▶ [REQUIREMENTS] Could the lines from the one with "What text is on this page?" through the end of the listing be restated exactly, with nothing else included?

[Source data]

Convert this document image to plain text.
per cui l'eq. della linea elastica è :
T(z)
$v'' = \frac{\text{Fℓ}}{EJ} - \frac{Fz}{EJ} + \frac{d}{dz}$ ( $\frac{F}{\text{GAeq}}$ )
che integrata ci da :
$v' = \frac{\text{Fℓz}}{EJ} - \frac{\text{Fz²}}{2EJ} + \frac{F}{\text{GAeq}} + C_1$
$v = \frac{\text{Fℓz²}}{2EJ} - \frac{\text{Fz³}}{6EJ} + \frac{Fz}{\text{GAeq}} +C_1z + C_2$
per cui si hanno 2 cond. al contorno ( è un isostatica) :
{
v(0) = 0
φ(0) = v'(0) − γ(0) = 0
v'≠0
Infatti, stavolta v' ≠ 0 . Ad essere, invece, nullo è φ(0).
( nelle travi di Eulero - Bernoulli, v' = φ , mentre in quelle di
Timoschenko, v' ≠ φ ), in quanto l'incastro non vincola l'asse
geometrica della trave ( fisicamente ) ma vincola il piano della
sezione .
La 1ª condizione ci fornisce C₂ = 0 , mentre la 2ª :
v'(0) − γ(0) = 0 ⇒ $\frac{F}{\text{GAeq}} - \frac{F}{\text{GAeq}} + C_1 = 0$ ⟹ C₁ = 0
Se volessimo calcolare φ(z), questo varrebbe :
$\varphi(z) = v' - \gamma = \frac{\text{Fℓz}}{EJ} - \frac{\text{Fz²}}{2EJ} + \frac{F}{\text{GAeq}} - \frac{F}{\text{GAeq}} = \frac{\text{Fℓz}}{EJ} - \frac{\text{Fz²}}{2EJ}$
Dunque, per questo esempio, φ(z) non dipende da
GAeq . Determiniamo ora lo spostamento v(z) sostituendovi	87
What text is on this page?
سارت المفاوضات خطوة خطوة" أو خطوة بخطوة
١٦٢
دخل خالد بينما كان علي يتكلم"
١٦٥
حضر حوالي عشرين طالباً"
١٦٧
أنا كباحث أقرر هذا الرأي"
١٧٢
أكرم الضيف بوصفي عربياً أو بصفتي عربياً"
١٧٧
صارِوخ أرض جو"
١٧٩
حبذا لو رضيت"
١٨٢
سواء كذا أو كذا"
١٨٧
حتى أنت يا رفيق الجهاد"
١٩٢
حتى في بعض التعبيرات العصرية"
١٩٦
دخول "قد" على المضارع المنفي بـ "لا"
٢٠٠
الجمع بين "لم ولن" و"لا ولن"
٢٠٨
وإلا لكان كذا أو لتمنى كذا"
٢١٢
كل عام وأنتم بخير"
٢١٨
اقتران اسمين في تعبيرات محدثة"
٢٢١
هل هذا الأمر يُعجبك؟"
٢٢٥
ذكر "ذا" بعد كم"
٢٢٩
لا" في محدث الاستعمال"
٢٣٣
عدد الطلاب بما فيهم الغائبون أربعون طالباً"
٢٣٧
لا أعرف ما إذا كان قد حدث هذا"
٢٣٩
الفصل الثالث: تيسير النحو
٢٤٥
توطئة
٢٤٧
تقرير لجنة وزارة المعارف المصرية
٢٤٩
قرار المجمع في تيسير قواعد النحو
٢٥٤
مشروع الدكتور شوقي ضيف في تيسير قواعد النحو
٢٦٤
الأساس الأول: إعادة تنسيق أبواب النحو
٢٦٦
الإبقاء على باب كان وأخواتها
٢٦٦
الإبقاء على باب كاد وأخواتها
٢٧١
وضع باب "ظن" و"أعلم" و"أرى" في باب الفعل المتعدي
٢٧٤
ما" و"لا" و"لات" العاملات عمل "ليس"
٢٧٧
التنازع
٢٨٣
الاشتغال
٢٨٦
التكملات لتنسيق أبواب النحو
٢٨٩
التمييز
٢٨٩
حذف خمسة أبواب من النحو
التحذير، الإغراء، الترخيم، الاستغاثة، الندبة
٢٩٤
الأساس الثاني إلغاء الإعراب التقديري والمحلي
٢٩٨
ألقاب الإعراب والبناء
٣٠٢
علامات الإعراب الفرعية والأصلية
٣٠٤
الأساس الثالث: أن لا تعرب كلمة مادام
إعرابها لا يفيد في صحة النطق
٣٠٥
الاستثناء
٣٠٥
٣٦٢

▶ [FINAL RESULT]
What text is on this page?
سارت المفاوضات خطوة خطوة" أو خطوة بخطوة
١٦٢
دخل خالد بينما كان علي يتكلم"
١٦٥
حضر حوالي عشرين طالباً"
١٦٧
أنا كباحث أقرر هذا الرأي"
١٧٢
أكرم الضيف بوصفي عربياً أو بصفتي عربياً"
١٧٧
صارِوخ أرض جو"
١٧٩
حبذا لو رضيت"
١٨٢
سواء كذا أو كذا"
١٨٧
حتى أنت يا رفيق الجهاد"
١٩٢
حتى في بعض التعبيرات العصرية"
١٩٦
دخول "قد" على المضارع المنفي بـ "لا"
٢٠٠
الجمع بين "لم ولن" و"لا ولن"
٢٠٨
وإلا لكان كذا أو لتمنى كذا"
٢١٢
كل عام وأنتم بخير"
٢١٨
اقتران اسمين في تعبيرات محدثة"
٢٢١
هل هذا الأمر يُعجبك؟"
٢٢٥
ذكر "ذا" بعد كم"
٢٢٩
لا" في محدث الاستعمال"
٢٣٣
عدد الطلاب بما فيهم الغائبون أربعون طالباً"
٢٣٧
لا أعرف ما إذا كان قد حدث هذا"
٢٣٩
الفصل الثالث: تيسير النحو
٢٤٥
توطئة
٢٤٧
تقرير لجنة وزارة المعارف المصرية
٢٤٩
قرار المجمع في تيسير قواعد النحو
٢٥٤
مشروع الدكتور شوقي ضيف في تيسير قواعد النحو
٢٦٤
الأساس الأول: إعادة تنسيق أبواب النحو
٢٦٦
الإبقاء على باب كان وأخواتها
٢٦٦
الإبقاء على باب كاد وأخواتها
٢٧١
وضع باب "ظن" و"أعلم" و"أرى" في باب الفعل المتعدي
٢٧٤
ما" و"لا" و"لات" العاملات عمل "ليس"
٢٧٧
التنازع
٢٨٣
الاشتغال
٢٨٦
التكملات لتنسيق أبواب النحو
٢٨٩
التمييز
٢٨٩
حذف خمسة أبواب من النحو
التحذير، الإغراء، الترخيم، الاستغاثة، الندبة
٢٩٤
الأساس الثاني إلغاء الإعراب التقديري والمحلي
٢٩٨
ألقاب الإعراب والبناء
٣٠٢
علامات الإعراب الفرعية والأصلية
٣٠٤
الأساس الثالث: أن لا تعرب كلمة مادام
إعرابها لا يفيد في صحة النطق
٣٠٥
الاستثناء
٣٠٥
٣٦٢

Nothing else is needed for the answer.